### Set task
Once the pictures are set aside, transcribe the remaining data exactly.

### Extracted entries
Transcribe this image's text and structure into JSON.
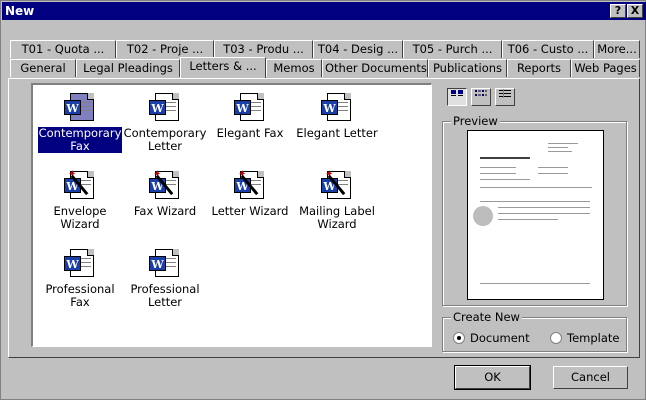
{
  "window": {
    "title": "New"
  },
  "titlebar_buttons": {
    "help": "?",
    "close": "X"
  },
  "tabs_top": [
    "T01 - Quota ...",
    "T02 - Proje ...",
    "T03 - Produ ...",
    "T04 - Desig ...",
    "T05 - Purch ...",
    "T06 - Custo ...",
    "More..."
  ],
  "tabs_bottom": [
    "General",
    "Legal Pleadings",
    "Letters & ...",
    "Memos",
    "Other Documents",
    "Publications",
    "Reports",
    "Web Pages"
  ],
  "active_tab": "Letters & ...",
  "templates": [
    {
      "line1": "Contemporary",
      "line2": "Fax",
      "icon": "word-document-icon",
      "selected": true
    },
    {
      "line1": "Contemporary",
      "line2": "Letter",
      "icon": "word-document-icon",
      "selected": false
    },
    {
      "line1": "Elegant Fax",
      "line2": "",
      "icon": "word-document-icon",
      "selected": false
    },
    {
      "line1": "Elegant Letter",
      "line2": "",
      "icon": "word-document-icon",
      "selected": false
    },
    {
      "line1": "Envelope",
      "line2": "Wizard",
      "icon": "word-wizard-icon",
      "selected": false
    },
    {
      "line1": "Fax Wizard",
      "line2": "",
      "icon": "word-wizard-icon",
      "selected": false
    },
    {
      "line1": "Letter Wizard",
      "line2": "",
      "icon": "word-wizard-icon",
      "selected": false
    },
    {
      "line1": "Mailing Label",
      "line2": "Wizard",
      "icon": "word-wizard-icon",
      "selected": false
    },
    {
      "line1": "Professional",
      "line2": "Fax",
      "icon": "word-document-icon",
      "selected": false
    },
    {
      "line1": "Professional",
      "line2": "Letter",
      "icon": "word-document-icon",
      "selected": false
    }
  ],
  "view_buttons": [
    "large-icons-icon",
    "list-icon",
    "details-icon"
  ],
  "preview": {
    "label": "Preview"
  },
  "create_new": {
    "label": "Create New",
    "options": [
      {
        "label": "Document",
        "checked": true
      },
      {
        "label": "Template",
        "checked": false
      }
    ]
  },
  "buttons": {
    "ok": "OK",
    "cancel": "Cancel"
  },
  "colors": {
    "titlebar": "#000080",
    "face": "#c0c0c0",
    "selection": "#000080"
  }
}
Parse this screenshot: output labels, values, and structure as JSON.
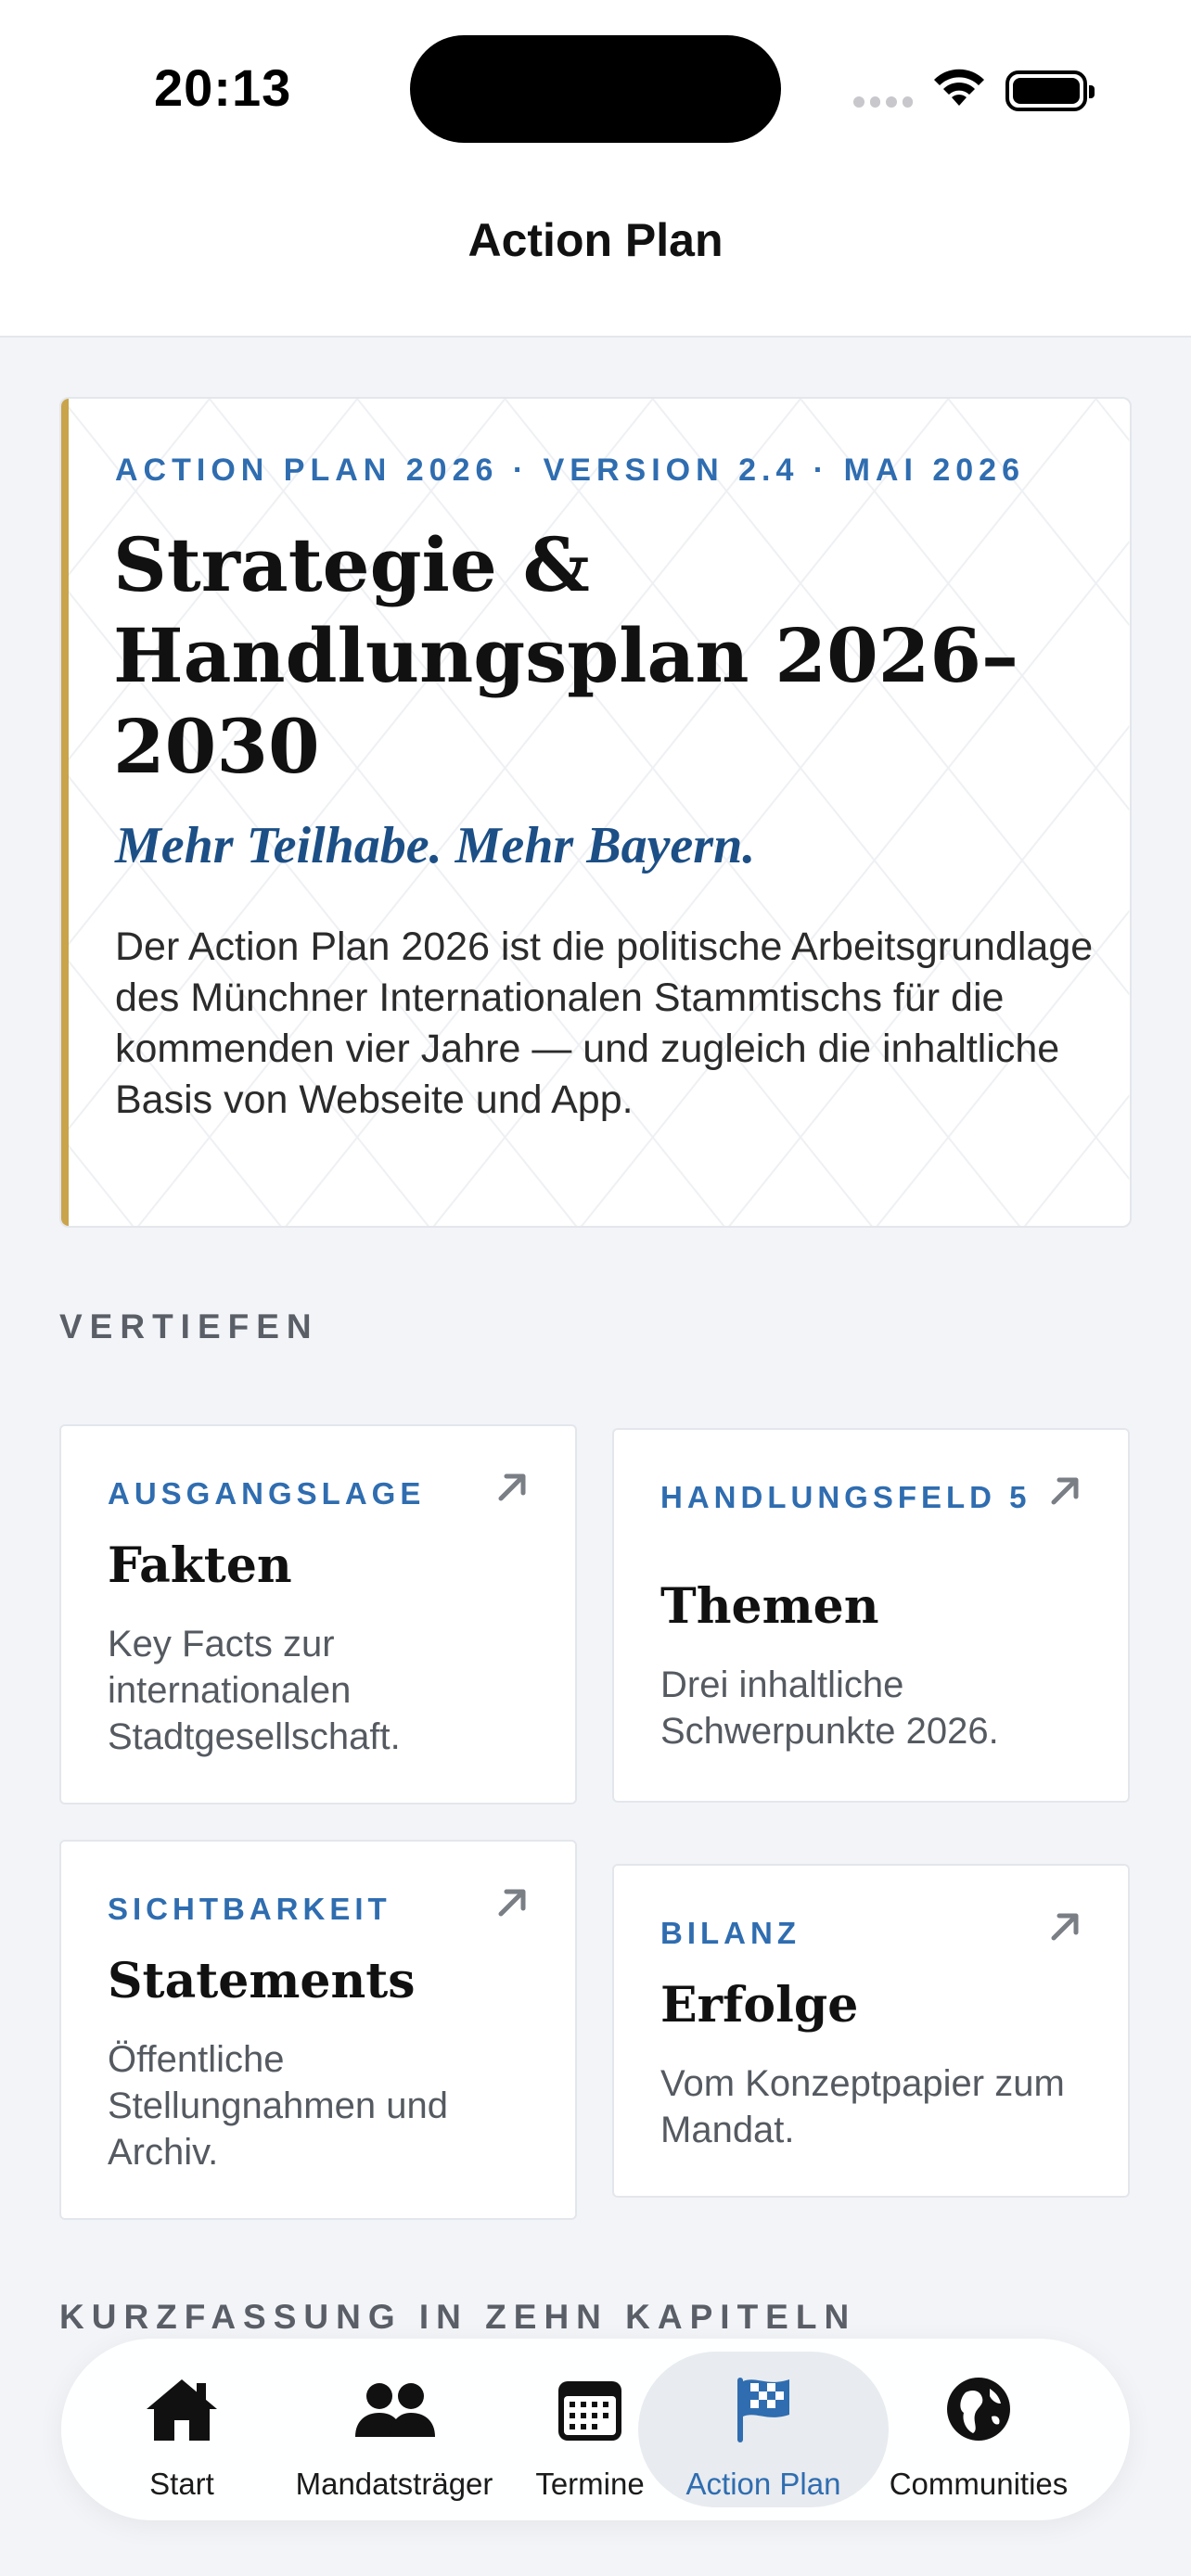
{
  "status_bar": {
    "time": "20:13"
  },
  "nav": {
    "title": "Action Plan"
  },
  "hero": {
    "eyebrow": "ACTION PLAN 2026 · VERSION 2.4 · MAI 2026",
    "title": "Strategie & Handlungsplan 2026–2030",
    "subtitle": "Mehr Teilhabe. Mehr Bayern.",
    "body": "Der Action Plan 2026 ist die politische Arbeitsgrundlage des Münchner Internationalen Stammtischs für die kommenden vier Jahre — und zugleich die inhaltliche Basis von Webseite und App.",
    "accent_color": "#c9a44a"
  },
  "sections": {
    "vertiefen": "VERTIEFEN",
    "kurzfassung": "KURZFASSUNG IN ZEHN KAPITELN"
  },
  "tiles": [
    {
      "eyebrow": "AUSGANGSLAGE",
      "title": "Fakten",
      "description": "Key Facts zur internationalen Stadtgesellschaft.",
      "icon": "arrow-up-right-icon"
    },
    {
      "eyebrow": "HANDLUNGSFELD 5",
      "title": "Themen",
      "description": "Drei inhaltliche Schwerpunkte 2026.",
      "icon": "arrow-up-right-icon"
    },
    {
      "eyebrow": "SICHTBARKEIT",
      "title": "Statements",
      "description": "Öffentliche Stellungnahmen und Archiv.",
      "icon": "arrow-up-right-icon"
    },
    {
      "eyebrow": "BILANZ",
      "title": "Erfolge",
      "description": "Vom Konzeptpapier zum Mandat.",
      "icon": "arrow-up-right-icon"
    }
  ],
  "tabbar": {
    "active": "Action Plan",
    "active_color": "#2f6db0",
    "items": [
      {
        "label": "Start",
        "icon": "house-icon"
      },
      {
        "label": "Mandatsträger",
        "icon": "people-icon"
      },
      {
        "label": "Termine",
        "icon": "calendar-icon"
      },
      {
        "label": "Action Plan",
        "icon": "checkered-flag-icon"
      },
      {
        "label": "Communities",
        "icon": "globe-icon"
      }
    ]
  }
}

### Complete answer
Transcribe this image's text and structure into JSON.
{
  "window": {
    "title": "New"
  },
  "titlebar_buttons": {
    "help": "?",
    "close": "X"
  },
  "tabs_top": [
    "T01 - Quota ...",
    "T02 - Proje ...",
    "T03 - Produ ...",
    "T04 - Desig ...",
    "T05 - Purch ...",
    "T06 - Custo ...",
    "More..."
  ],
  "tabs_bottom": [
    "General",
    "Legal Pleadings",
    "Letters & ...",
    "Memos",
    "Other Documents",
    "Publications",
    "Reports",
    "Web Pages"
  ],
  "active_tab": "Letters & ...",
  "templates": [
    {
      "line1": "Contemporary",
      "line2": "Fax",
      "icon": "word-document-icon",
      "selected": true
    },
    {
      "line1": "Contemporary",
      "line2": "Letter",
      "icon": "word-document-icon",
      "selected": false
    },
    {
      "line1": "Elegant Fax",
      "line2": "",
      "icon": "word-document-icon",
      "selected": false
    },
    {
      "line1": "Elegant Letter",
      "line2": "",
      "icon": "word-document-icon",
      "selected": false
    },
    {
      "line1": "Envelope",
      "line2": "Wizard",
      "icon": "word-wizard-icon",
      "selected": false
    },
    {
      "line1": "Fax Wizard",
      "line2": "",
      "icon": "word-wizard-icon",
      "selected": false
    },
    {
      "line1": "Letter Wizard",
      "line2": "",
      "icon": "word-wizard-icon",
      "selected": false
    },
    {
      "line1": "Mailing Label",
      "line2": "Wizard",
      "icon": "word-wizard-icon",
      "selected": false
    },
    {
      "line1": "Professional",
      "line2": "Fax",
      "icon": "word-document-icon",
      "selected": false
    },
    {
      "line1": "Professional",
      "line2": "Letter",
      "icon": "word-document-icon",
      "selected": false
    }
  ],
  "view_buttons": [
    "large-icons-icon",
    "list-icon",
    "details-icon"
  ],
  "preview": {
    "label": "Preview"
  },
  "create_new": {
    "label": "Create New",
    "options": [
      {
        "label": "Document",
        "checked": true
      },
      {
        "label": "Template",
        "checked": false
      }
    ]
  },
  "buttons": {
    "ok": "OK",
    "cancel": "Cancel"
  },
  "colors": {
    "titlebar": "#000080",
    "face": "#c0c0c0",
    "selection": "#000080"
  }
}
Parse this screenshot: output labels, values, and structure as JSON.
{
  "status_bar": {
    "time": "20:13"
  },
  "nav": {
    "title": "Action Plan"
  },
  "hero": {
    "eyebrow": "ACTION PLAN 2026 · VERSION 2.4 · MAI 2026",
    "title": "Strategie & Handlungsplan 2026–2030",
    "subtitle": "Mehr Teilhabe. Mehr Bayern.",
    "body": "Der Action Plan 2026 ist die politische Arbeitsgrundlage des Münchner Internationalen Stammtischs für die kommenden vier Jahre — und zugleich die inhaltliche Basis von Webseite und App.",
    "accent_color": "#c9a44a"
  },
  "sections": {
    "vertiefen": "VERTIEFEN",
    "kurzfassung": "KURZFASSUNG IN ZEHN KAPITELN"
  },
  "tiles": [
    {
      "eyebrow": "AUSGANGSLAGE",
      "title": "Fakten",
      "description": "Key Facts zur internationalen Stadtgesellschaft.",
      "icon": "arrow-up-right-icon"
    },
    {
      "eyebrow": "HANDLUNGSFELD 5",
      "title": "Themen",
      "description": "Drei inhaltliche Schwerpunkte 2026.",
      "icon": "arrow-up-right-icon"
    },
    {
      "eyebrow": "SICHTBARKEIT",
      "title": "Statements",
      "description": "Öffentliche Stellungnahmen und Archiv.",
      "icon": "arrow-up-right-icon"
    },
    {
      "eyebrow": "BILANZ",
      "title": "Erfolge",
      "description": "Vom Konzeptpapier zum Mandat.",
      "icon": "arrow-up-right-icon"
    }
  ],
  "tabbar": {
    "active": "Action Plan",
    "active_color": "#2f6db0",
    "items": [
      {
        "label": "Start",
        "icon": "house-icon"
      },
      {
        "label": "Mandatsträger",
        "icon": "people-icon"
      },
      {
        "label": "Termine",
        "icon": "calendar-icon"
      },
      {
        "label": "Action Plan",
        "icon": "checkered-flag-icon"
      },
      {
        "label": "Communities",
        "icon": "globe-icon"
      }
    ]
  }
}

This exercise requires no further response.